• What to do:
Retype each line exactly. Skip images.

• Records supplied:
* * * * * * *

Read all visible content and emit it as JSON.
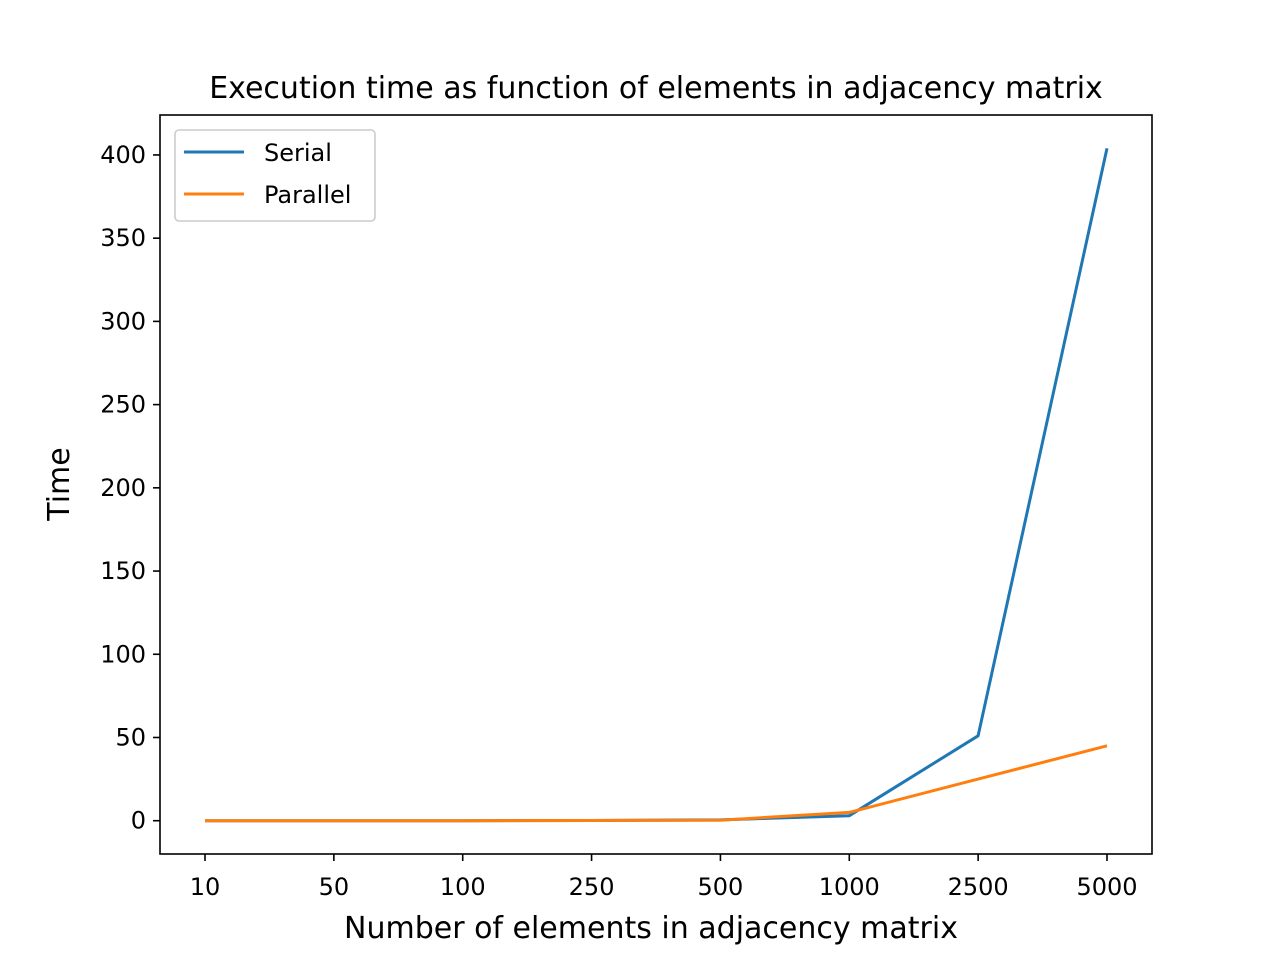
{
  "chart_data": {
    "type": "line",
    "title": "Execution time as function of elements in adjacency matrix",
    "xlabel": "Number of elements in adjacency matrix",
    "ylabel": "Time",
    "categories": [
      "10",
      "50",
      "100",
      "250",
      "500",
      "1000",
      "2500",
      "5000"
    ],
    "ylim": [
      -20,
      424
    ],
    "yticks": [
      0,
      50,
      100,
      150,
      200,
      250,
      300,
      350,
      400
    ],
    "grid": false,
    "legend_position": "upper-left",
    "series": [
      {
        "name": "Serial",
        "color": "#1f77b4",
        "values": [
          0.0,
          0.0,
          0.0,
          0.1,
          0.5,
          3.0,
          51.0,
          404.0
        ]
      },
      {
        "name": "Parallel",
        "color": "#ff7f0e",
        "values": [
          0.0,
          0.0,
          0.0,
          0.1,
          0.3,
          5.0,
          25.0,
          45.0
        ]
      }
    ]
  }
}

* * * * * * *

• Solution to this task:
Read all visible content and emit it as JSON.
{
  "chart_data": {
    "type": "line",
    "title": "Execution time as function of elements in adjacency matrix",
    "xlabel": "Number of elements in adjacency matrix",
    "ylabel": "Time",
    "categories": [
      "10",
      "50",
      "100",
      "250",
      "500",
      "1000",
      "2500",
      "5000"
    ],
    "ylim": [
      -20,
      424
    ],
    "yticks": [
      0,
      50,
      100,
      150,
      200,
      250,
      300,
      350,
      400
    ],
    "grid": false,
    "legend_position": "upper-left",
    "series": [
      {
        "name": "Serial",
        "color": "#1f77b4",
        "values": [
          0.0,
          0.0,
          0.0,
          0.1,
          0.5,
          3.0,
          51.0,
          404.0
        ]
      },
      {
        "name": "Parallel",
        "color": "#ff7f0e",
        "values": [
          0.0,
          0.0,
          0.0,
          0.1,
          0.3,
          5.0,
          25.0,
          45.0
        ]
      }
    ]
  }
}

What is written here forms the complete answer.